[BEGIN Supplied data]
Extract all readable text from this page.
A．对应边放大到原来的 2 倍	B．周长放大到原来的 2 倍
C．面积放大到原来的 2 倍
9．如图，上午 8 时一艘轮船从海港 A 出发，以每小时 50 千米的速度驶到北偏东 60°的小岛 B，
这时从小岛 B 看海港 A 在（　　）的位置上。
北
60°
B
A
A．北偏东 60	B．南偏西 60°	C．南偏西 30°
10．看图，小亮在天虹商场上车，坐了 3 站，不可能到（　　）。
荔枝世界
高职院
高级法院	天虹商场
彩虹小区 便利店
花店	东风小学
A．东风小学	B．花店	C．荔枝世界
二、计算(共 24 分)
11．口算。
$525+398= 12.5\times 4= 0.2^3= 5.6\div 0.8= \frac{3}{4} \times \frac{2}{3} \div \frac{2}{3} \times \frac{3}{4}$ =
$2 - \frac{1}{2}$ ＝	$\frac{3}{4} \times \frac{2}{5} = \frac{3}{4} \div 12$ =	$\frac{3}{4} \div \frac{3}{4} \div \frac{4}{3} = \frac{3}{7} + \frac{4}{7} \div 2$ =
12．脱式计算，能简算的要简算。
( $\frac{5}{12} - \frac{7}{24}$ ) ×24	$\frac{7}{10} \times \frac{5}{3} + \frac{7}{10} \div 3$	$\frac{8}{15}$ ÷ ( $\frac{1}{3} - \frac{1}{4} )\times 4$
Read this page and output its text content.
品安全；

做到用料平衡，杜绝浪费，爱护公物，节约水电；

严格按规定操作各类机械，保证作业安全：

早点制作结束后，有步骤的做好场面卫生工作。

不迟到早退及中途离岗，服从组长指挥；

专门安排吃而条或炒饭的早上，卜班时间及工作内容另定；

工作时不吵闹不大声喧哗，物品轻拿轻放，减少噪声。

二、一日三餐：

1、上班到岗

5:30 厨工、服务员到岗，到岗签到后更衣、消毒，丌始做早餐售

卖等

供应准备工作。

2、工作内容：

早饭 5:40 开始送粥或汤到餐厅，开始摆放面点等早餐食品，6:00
[END Supplied data]
Find "Read this page and output its text content." in the data above, then repeat that line and all lines after it exactly, ending with the final line.

Read this page and output its text content.
品安全；

做到用料平衡，杜绝浪费，爱护公物，节约水电；

严格按规定操作各类机械，保证作业安全：

早点制作结束后，有步骤的做好场面卫生工作。

不迟到早退及中途离岗，服从组长指挥；

专门安排吃而条或炒饭的早上，卜班时间及工作内容另定；

工作时不吵闹不大声喧哗，物品轻拿轻放，减少噪声。

二、一日三餐：

1、上班到岗

5:30 厨工、服务员到岗，到岗签到后更衣、消毒，丌始做早餐售

卖等

供应准备工作。

2、工作内容：

早饭 5:40 开始送粥或汤到餐厅，开始摆放面点等早餐食品，6:00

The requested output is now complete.